Copy out every line exactly as given.

Provided data:
* * *
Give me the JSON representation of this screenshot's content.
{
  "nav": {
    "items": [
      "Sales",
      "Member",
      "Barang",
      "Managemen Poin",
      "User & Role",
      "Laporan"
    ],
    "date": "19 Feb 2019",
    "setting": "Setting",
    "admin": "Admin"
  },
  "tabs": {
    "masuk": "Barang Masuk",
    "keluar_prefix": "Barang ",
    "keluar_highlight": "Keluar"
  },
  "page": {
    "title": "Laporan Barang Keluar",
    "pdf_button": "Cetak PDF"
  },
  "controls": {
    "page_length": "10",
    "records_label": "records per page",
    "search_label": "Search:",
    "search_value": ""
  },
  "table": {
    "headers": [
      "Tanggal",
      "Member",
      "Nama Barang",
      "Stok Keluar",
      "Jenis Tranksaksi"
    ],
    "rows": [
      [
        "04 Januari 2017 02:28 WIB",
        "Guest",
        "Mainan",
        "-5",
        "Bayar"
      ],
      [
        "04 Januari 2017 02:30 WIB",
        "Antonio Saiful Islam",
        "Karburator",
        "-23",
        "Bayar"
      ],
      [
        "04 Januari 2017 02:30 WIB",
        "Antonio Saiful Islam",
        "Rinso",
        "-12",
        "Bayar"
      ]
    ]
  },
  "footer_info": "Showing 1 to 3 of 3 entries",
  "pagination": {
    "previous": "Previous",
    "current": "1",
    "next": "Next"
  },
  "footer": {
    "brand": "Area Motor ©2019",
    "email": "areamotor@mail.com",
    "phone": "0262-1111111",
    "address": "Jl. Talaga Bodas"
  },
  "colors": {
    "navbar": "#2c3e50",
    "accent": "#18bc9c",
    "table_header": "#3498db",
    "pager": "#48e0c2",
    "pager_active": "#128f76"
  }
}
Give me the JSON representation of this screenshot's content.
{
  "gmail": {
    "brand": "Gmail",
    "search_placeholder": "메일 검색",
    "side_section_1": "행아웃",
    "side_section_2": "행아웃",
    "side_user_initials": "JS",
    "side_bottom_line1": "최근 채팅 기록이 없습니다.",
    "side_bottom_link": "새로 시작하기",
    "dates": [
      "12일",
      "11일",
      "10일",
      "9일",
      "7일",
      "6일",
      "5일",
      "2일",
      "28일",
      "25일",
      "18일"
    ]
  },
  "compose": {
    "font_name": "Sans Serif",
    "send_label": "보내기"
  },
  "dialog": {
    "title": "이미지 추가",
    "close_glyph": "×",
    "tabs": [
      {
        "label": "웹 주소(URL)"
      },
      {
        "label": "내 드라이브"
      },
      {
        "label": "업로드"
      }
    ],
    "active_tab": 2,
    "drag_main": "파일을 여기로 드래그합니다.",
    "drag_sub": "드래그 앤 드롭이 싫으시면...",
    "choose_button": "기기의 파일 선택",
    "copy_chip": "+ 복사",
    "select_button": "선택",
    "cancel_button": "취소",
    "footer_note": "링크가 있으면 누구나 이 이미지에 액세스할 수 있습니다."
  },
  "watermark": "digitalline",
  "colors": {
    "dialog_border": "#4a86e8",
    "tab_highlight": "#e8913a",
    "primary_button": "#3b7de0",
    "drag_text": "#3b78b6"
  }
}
* * *
Answer to the exercise:
Give me the JSON representation of this screenshot's content.
{
  "nav": {
    "items": [
      "Sales",
      "Member",
      "Barang",
      "Managemen Poin",
      "User & Role",
      "Laporan"
    ],
    "date": "19 Feb 2019",
    "setting": "Setting",
    "admin": "Admin"
  },
  "tabs": {
    "masuk": "Barang Masuk",
    "keluar_prefix": "Barang ",
    "keluar_highlight": "Keluar"
  },
  "page": {
    "title": "Laporan Barang Keluar",
    "pdf_button": "Cetak PDF"
  },
  "controls": {
    "page_length": "10",
    "records_label": "records per page",
    "search_label": "Search:",
    "search_value": ""
  },
  "table": {
    "headers": [
      "Tanggal",
      "Member",
      "Nama Barang",
      "Stok Keluar",
      "Jenis Tranksaksi"
    ],
    "rows": [
      [
        "04 Januari 2017 02:28 WIB",
        "Guest",
        "Mainan",
        "-5",
        "Bayar"
      ],
      [
        "04 Januari 2017 02:30 WIB",
        "Antonio Saiful Islam",
        "Karburator",
        "-23",
        "Bayar"
      ],
      [
        "04 Januari 2017 02:30 WIB",
        "Antonio Saiful Islam",
        "Rinso",
        "-12",
        "Bayar"
      ]
    ]
  },
  "footer_info": "Showing 1 to 3 of 3 entries",
  "pagination": {
    "previous": "Previous",
    "current": "1",
    "next": "Next"
  },
  "footer": {
    "brand": "Area Motor ©2019",
    "email": "areamotor@mail.com",
    "phone": "0262-1111111",
    "address": "Jl. Talaga Bodas"
  },
  "colors": {
    "navbar": "#2c3e50",
    "accent": "#18bc9c",
    "table_header": "#3498db",
    "pager": "#48e0c2",
    "pager_active": "#128f76"
  }
}
Give me the JSON representation of this screenshot's content.
{
  "gmail": {
    "brand": "Gmail",
    "search_placeholder": "메일 검색",
    "side_section_1": "행아웃",
    "side_section_2": "행아웃",
    "side_user_initials": "JS",
    "side_bottom_line1": "최근 채팅 기록이 없습니다.",
    "side_bottom_link": "새로 시작하기",
    "dates": [
      "12일",
      "11일",
      "10일",
      "9일",
      "7일",
      "6일",
      "5일",
      "2일",
      "28일",
      "25일",
      "18일"
    ]
  },
  "compose": {
    "font_name": "Sans Serif",
    "send_label": "보내기"
  },
  "dialog": {
    "title": "이미지 추가",
    "close_glyph": "×",
    "tabs": [
      {
        "label": "웹 주소(URL)"
      },
      {
        "label": "내 드라이브"
      },
      {
        "label": "업로드"
      }
    ],
    "active_tab": 2,
    "drag_main": "파일을 여기로 드래그합니다.",
    "drag_sub": "드래그 앤 드롭이 싫으시면...",
    "choose_button": "기기의 파일 선택",
    "copy_chip": "+ 복사",
    "select_button": "선택",
    "cancel_button": "취소",
    "footer_note": "링크가 있으면 누구나 이 이미지에 액세스할 수 있습니다."
  },
  "watermark": "digitalline",
  "colors": {
    "dialog_border": "#4a86e8",
    "tab_highlight": "#e8913a",
    "primary_button": "#3b7de0",
    "drag_text": "#3b78b6"
  }
}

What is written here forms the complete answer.